SET EXERCISE: Search the listing below for "лежит". Copy each matching line.

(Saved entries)
* * *
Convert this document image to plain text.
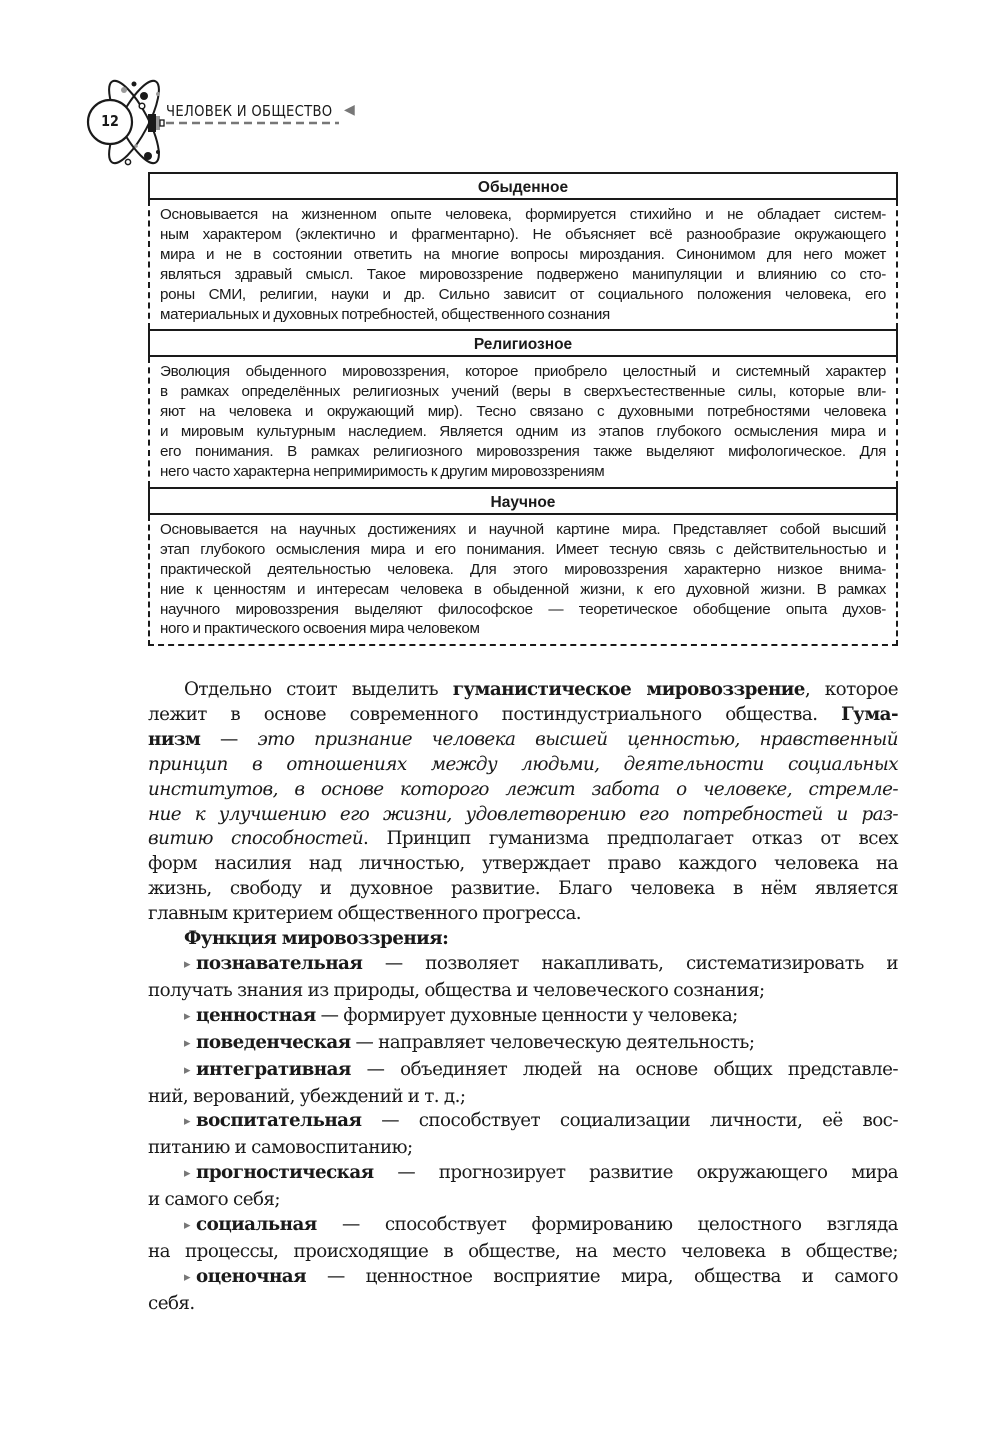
12
ЧЕЛОВЕК И ОБЩЕСТВО ◀
Обыденное
Основывается на жизненном опыте человека, формируется стихийно и не обладает систем-
ным характером (эклектично и фрагментарно). Не объясняет всё разнообразие окружающего
мира и не в состоянии ответить на многие вопросы мироздания. Синонимом для него может
являться здравый смысл. Такое мировоззрение подвержено манипуляции и влиянию со сто-
роны СМИ, религии, науки и др. Сильно зависит от социального положения человека, его
материальных и духовных потребностей, общественного сознания
Религиозное
Эволюция обыденного мировоззрения, которое приобрело целостный и системный характер
в рамках определённых религиозных учений (веры в сверхъестественные силы, которые вли-
яют на человека и окружающий мир). Тесно связано с духовными потребностями человека
и мировым культурным наследием. Является одним из этапов глубокого осмысления мира и
его понимания. В рамках религиозного мировоззрения также выделяют мифологическое. Для
него часто характерна непримиримость к другим мировоззрениям
Научное
Основывается на научных достижениях и научной картине мира. Представляет собой высший
этап глубокого осмысления мира и его понимания. Имеет тесную связь с действительностью и
практической деятельностью человека. Для этого мировоззрения характерно низкое внима-
ние к ценностям и интересам человека в обыденной жизни, к его духовной жизни. В рамках
научного мировоззрения выделяют философское — теоретическое обобщение опыта духов-
ного и практического освоения мира человеком
Отдельно стоит выделить гуманистическое мировоззрение, которое
лежит в основе современного постиндустриального общества. Гума-
низм — это признание человека высшей ценностью, нравственный
принцип в отношениях между людьми, деятельности социальных
институтов, в основе которого лежит забота о человеке, стремле-
ние к улучшению его жизни, удовлетворению его потребностей и раз-
витию способностей. Принцип гуманизма предполагает отказ от всех
форм насилия над личностью, утверждает право каждого человека на
жизнь, свободу и духовное развитие. Благо человека в нём является
главным критерием общественного прогресса.
Функция мировоззрения:
▸ познавательная — позволяет накапливать, систематизировать и
получать знания из природы, общества и человеческого сознания;
▸ ценностная — формирует духовные ценности у человека;
▸ поведенческая — направляет человеческую деятельность;
▸ интегративная — объединяет людей на основе общих представле-
ний, верований, убеждений и т. д.;
▸ воспитательная — способствует социализации личности, её вос-
питанию и самовоспитанию;
▸ прогностическая — прогнозирует развитие окружающего мира
и самого себя;
▸ социальная — способствует формированию целостного взгляда
на процессы, происходящие в обществе, на место человека в обществе;
▸ оценочная — ценностное восприятие мира, общества и самого
себя.
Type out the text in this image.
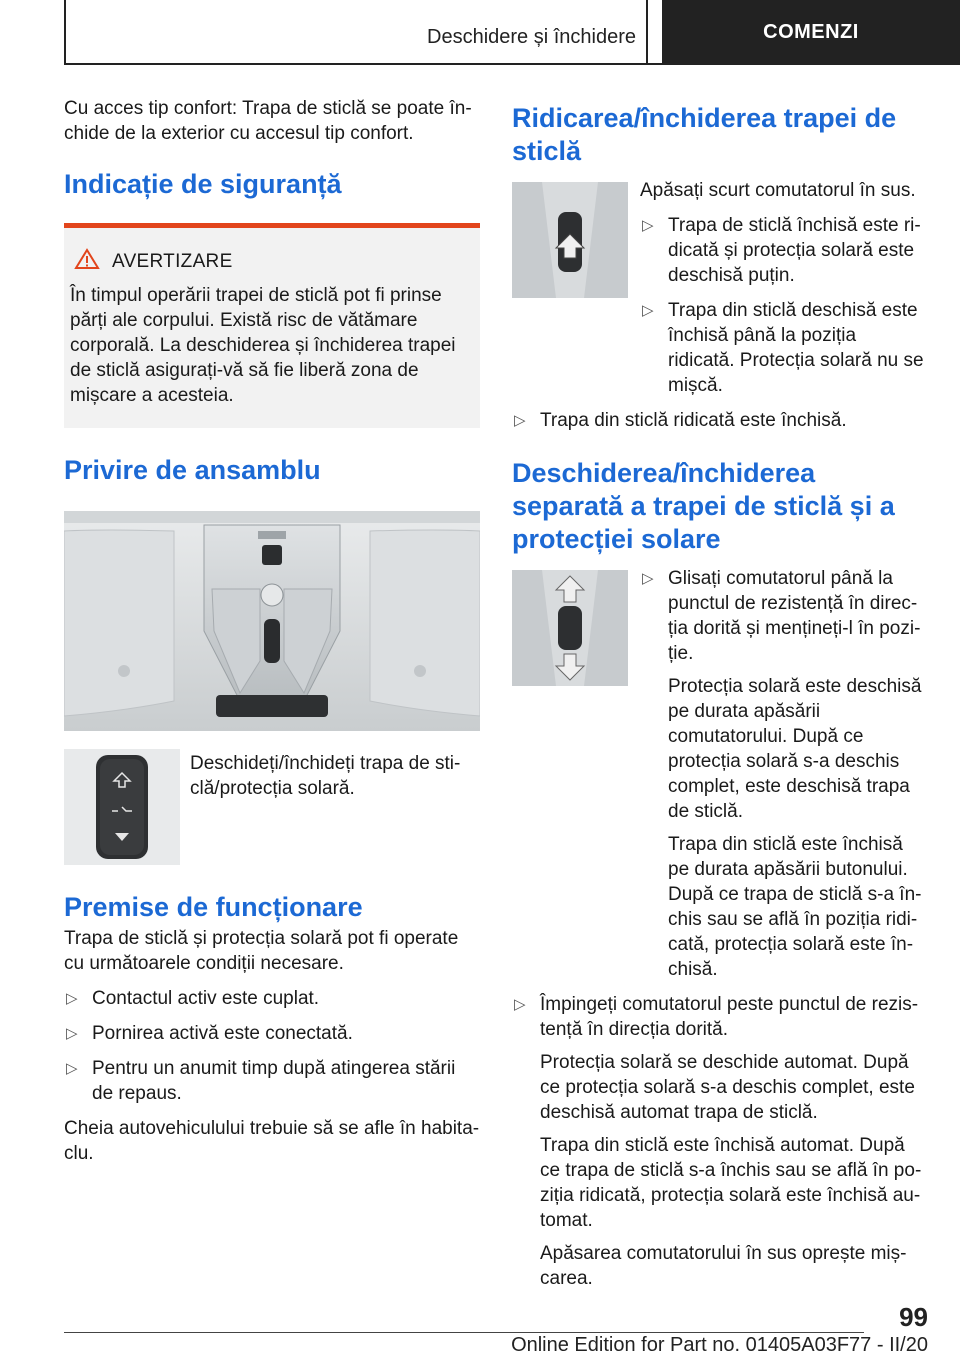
Deschidere și închidere	COMENZI

Cu acces tip confort: Trapa de sticlă se poate închide de la exterior cu accesul tip confort.

Indicație de siguranță
AVERTIZARE

În timpul operării trapei de sticlă pot fi prinse părți ale corpului. Există risc de vătămare corporală. La deschiderea și închiderea trapei de sticlă asigurați-vă să fie liberă zona de mișcare a acesteia.

Privire de ansamblu

Deschideți/închideți trapa de sticlă/protecția solară.

Premise de funcționare

Trapa de sticlă și protecția solară pot fi operate cu următoarele condiții necesare.

▷ Contactul activ este cuplat.
▷ Pornirea activă este conectată.
▷ Pentru un anumit timp după atingerea stării de repaus.

Cheia autovehiculului trebuie să se afle în habitaclu.

Ridicarea/închiderea trapei de sticlă

Apăsați scurt comutatorul în sus.

▷ Trapa de sticlă închisă este ridicată și protecția solară este deschisă puțin.
▷ Trapa din sticlă deschisă este închisă până la poziția ridicată. Protecția solară nu se mișcă.
▷ Trapa din sticlă ridicată este închisă.
Deschiderea/închiderea separată a trapei de sticlă și a protecției solare
▷ Glisați comutatorul până la punctul de rezistență în direcția dorită și mențineți-l în poziție.

Protecția solară este deschisă pe durata apăsării comutatorului. După ce protecția solară s-a deschis complet, este deschisă trapa de sticlă.

Trapa din sticlă este închisă pe durata apăsării butonului. După ce trapa de sticlă s-a închis sau se află în poziția ridicată, protecția solară este închisă.

▷ Împingeți comutatorul peste punctul de rezistență în direcția dorită.

Protecția solară se deschide automat. După ce protecția solară s-a deschis complet, este deschisă automat trapa de sticlă.

Trapa din sticlă este închisă automat. După ce trapa de sticlă s-a închis sau se află în poziția ridicată, protecția solară este închisă automat.

Apăsarea comutatorului în sus oprește mișcarea.

99
Online Edition for Part no. 01405A03F77 - II/20
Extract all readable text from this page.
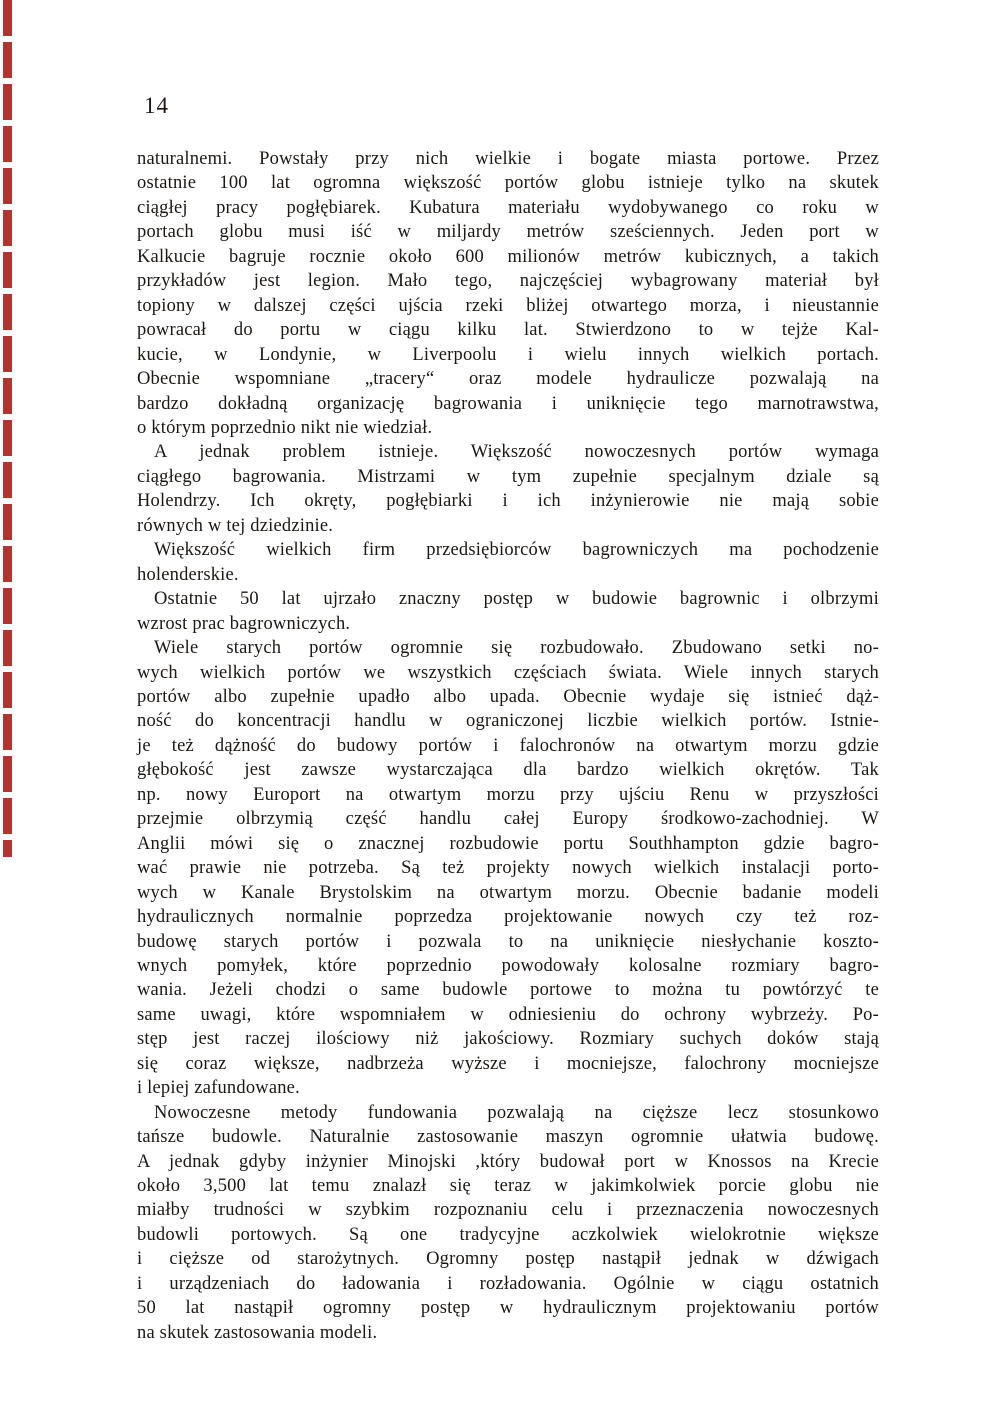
14
naturalnemi. Powstały przy nich wielkie i bogate miasta portowe. Przez
ostatnie 100 lat ogromna większość portów globu istnieje tylko na skutek
ciągłej pracy pogłębiarek. Kubatura materiału wydobywanego co roku w
portach globu musi iść w miljardy metrów sześciennych. Jeden port w
Kalkucie bagruje rocznie około 600 milionów metrów kubicznych, a takich
przykładów jest legion. Mało tego, najczęściej wybagrowany materiał był
topiony w dalszej części ujścia rzeki bliżej otwartego morza, i nieustannie
powracał do portu w ciągu kilku lat. Stwierdzono to w tejże Kal-
kucie, w Londynie, w Liverpoolu i wielu innych wielkich portach.
Obecnie wspomniane „tracery“ oraz modele hydraulicze pozwalają na
bardzo dokładną organizację bagrowania i uniknięcie tego marnotrawstwa,
o którym poprzednio nikt nie wiedział.
A jednak problem istnieje. Większość nowoczesnych portów wymaga
ciągłego bagrowania. Mistrzami w tym zupełnie specjalnym dziale są
Holendrzy. Ich okręty, pogłębiarki i ich inżynierowie nie mają sobie
równych w tej dziedzinie.
Większość wielkich firm przedsiębiorców bagrowniczych ma pochodzenie
holenderskie.
Ostatnie 50 lat ujrzało znaczny postęp w budowie bagrownic i olbrzymi
wzrost prac bagrowniczych.
Wiele starych portów ogromnie się rozbudowało. Zbudowano setki no-
wych wielkich portów we wszystkich częściach świata. Wiele innych starych
portów albo zupełnie upadło albo upada. Obecnie wydaje się istnieć dąż-
ność do koncentracji handlu w ograniczonej liczbie wielkich portów. Istnie-
je też dążność do budowy portów i falochronów na otwartym morzu gdzie
głębokość jest zawsze wystarczająca dla bardzo wielkich okrętów. Tak
np. nowy Europort na otwartym morzu przy ujściu Renu w przyszłości
przejmie olbrzymią część handlu całej Europy środkowo-zachodniej. W
Anglii mówi się o znacznej rozbudowie portu Southhampton gdzie bagro-
wać prawie nie potrzeba. Są też projekty nowych wielkich instalacji porto-
wych w Kanale Brystolskim na otwartym morzu. Obecnie badanie modeli
hydraulicznych normalnie poprzedza projektowanie nowych czy też roz-
budowę starych portów i pozwala to na uniknięcie niesłychanie koszto-
wnych pomyłek, które poprzednio powodowały kolosalne rozmiary bagro-
wania. Jeżeli chodzi o same budowle portowe to można tu powtórzyć te
same uwagi, które wspomniałem w odniesieniu do ochrony wybrzeży. Po-
stęp jest raczej ilościowy niż jakościowy. Rozmiary suchych doków stają
się coraz większe, nadbrzeża wyższe i mocniejsze, falochrony mocniejsze
i lepiej zafundowane.
Nowoczesne metody fundowania pozwalają na cięższe lecz stosunkowo
tańsze budowle. Naturalnie zastosowanie maszyn ogromnie ułatwia budowę.
A jednak gdyby inżynier Minojski ,który budował port w Knossos na Krecie
około 3,500 lat temu znalazł się teraz w jakimkolwiek porcie globu nie
miałby trudności w szybkim rozpoznaniu celu i przeznaczenia nowoczesnych
budowli portowych. Są one tradycyjne aczkolwiek wielokrotnie większe
i cięższe od starożytnych. Ogromny postęp nastąpił jednak w dźwigach
i urządzeniach do ładowania i rozładowania. Ogólnie w ciągu ostatnich
50 lat nastąpił ogromny postęp w hydraulicznym projektowaniu portów
na skutek zastosowania modeli.
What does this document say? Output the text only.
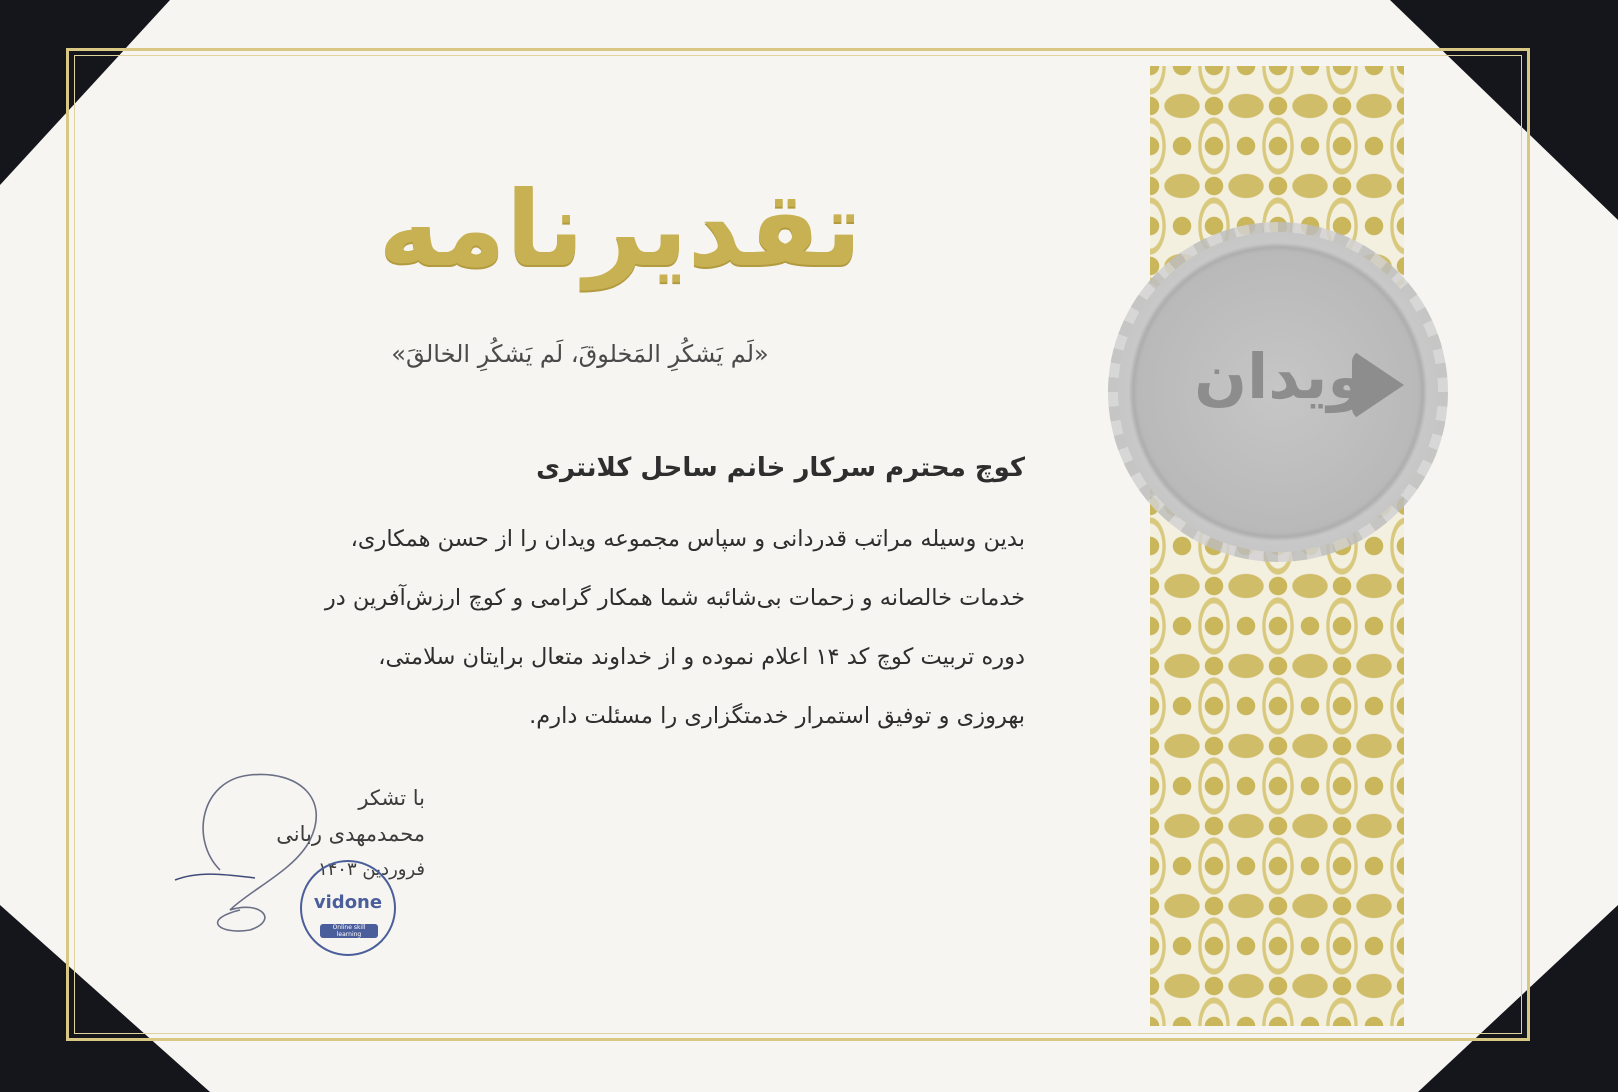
ویدان
تقدیرنامه
«لَم یَشکُرِ المَخلوقَ، لَم یَشکُرِ الخالقَ»

کوچ محترم سرکار خانم ساحل کلانتری

بدین وسیله مراتب قدردانی و سپاس مجموعه ویدان را از حسن همکاری،

خدمات خالصانه و زحمات بی‌شائبه شما همکار گرامی و کوچ ارزش‌آفرین در

دوره تربیت کوچ کد ۱۴ اعلام نموده و از خداوند متعال برایتان سلامتی،

بهروزی و توفیق استمرار خدمتگزاری را مسئلت دارم.

با تشکر
محمدمهدی ربانی
فروردین ۱۴۰۳
vidone
Online skill learning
* * *
SOLUTION TO THIS EXERCISE:
лежит в основе современного постиндустриального общества. Гума-
институтов, в основе которого лежит забота о человеке, стремле-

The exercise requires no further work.